**WHAT IS NEEDED**
Which lines hold the word "time"? Copy each one.

**DATA FOR PROCESSING**
+ + + + + + +

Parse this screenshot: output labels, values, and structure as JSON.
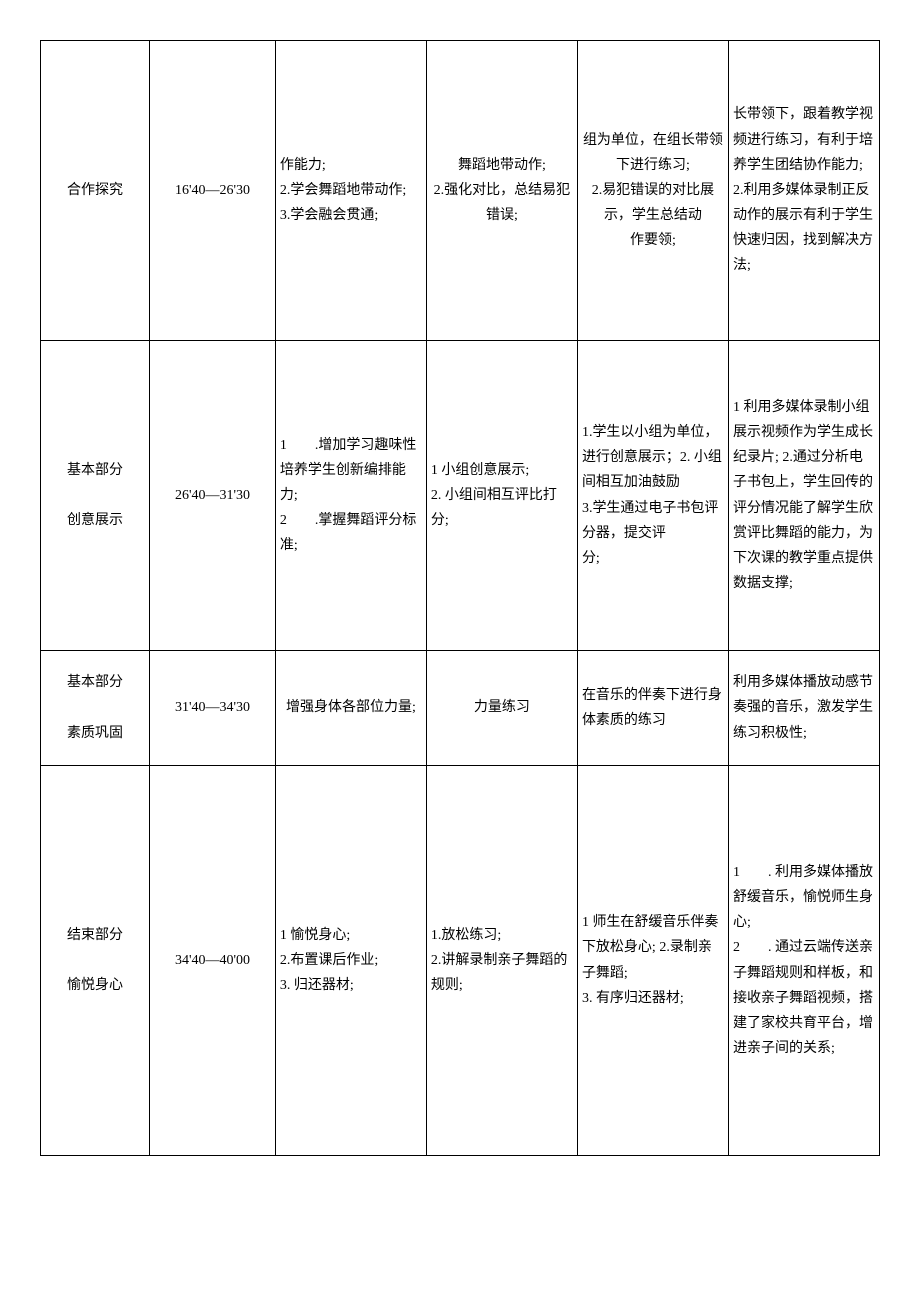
{
  "rows": [
    {
      "phase": "合作探究",
      "time": "16'40—26'30",
      "objective": "作能力;\n2.学会舞蹈地带动作;\n3.学会融会贯通;",
      "teacher": "舞蹈地带动作;\n2.强化对比，总结易犯错误;",
      "student": "组为单位，在组长带领下进行练习;\n2.易犯错误的对比展示，学生总结动\n作要领;",
      "design": "长带领下，跟着教学视频进行练习，有利于培养学生团结协作能力;\n2.利用多媒体录制正反动作的展示有利于学生快速归因，找到解决方法;"
    },
    {
      "phase": "基本部分\n\n创意展示",
      "time": "26'40—31'30",
      "objective": "1　　.增加学习趣味性培养学生创新编排能力;\n2　　.掌握舞蹈评分标准;",
      "teacher": "1 小组创意展示;\n2. 小组间相互评比打分;",
      "student": "1.学生以小组为单位，进行创意展示；2. 小组间相互加油鼓励\n3.学生通过电子书包评分器，提交评\n分;",
      "design": "1 利用多媒体录制小组展示视频作为学生成长纪录片; 2.通过分析电子书包上，学生回传的评分情况能了解学生欣赏评比舞蹈的能力，为下次课的教学重点提供数据支撑;"
    },
    {
      "phase": "基本部分\n\n素质巩固",
      "time": "31'40—34'30",
      "objective": "增强身体各部位力量;",
      "teacher": "力量练习",
      "student": "在音乐的伴奏下进行身体素质的练习",
      "design": "利用多媒体播放动感节奏强的音乐，激发学生练习积极性;"
    },
    {
      "phase": "结束部分\n\n愉悦身心",
      "time": "34'40—40'00",
      "objective": "1 愉悦身心;\n2.布置课后作业;\n3. 归还器材;",
      "teacher": "1.放松练习;\n2.讲解录制亲子舞蹈的规则;",
      "student": "1 师生在舒缓音乐伴奏下放松身心; 2.录制亲子舞蹈;\n3. 有序归还器材;",
      "design": "1　　. 利用多媒体播放舒缓音乐，愉悦师生身心;\n2　　. 通过云端传送亲子舞蹈规则和样板，和接收亲子舞蹈视频，搭建了家校共育平台，增进亲子间的关系;"
    }
  ]
}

+ + + + + + +

**TASK SOLUTION**
      "time": "16'40—26'30",
      "time": "26'40—31'30",
      "time": "31'40—34'30",
      "time": "34'40—40'00",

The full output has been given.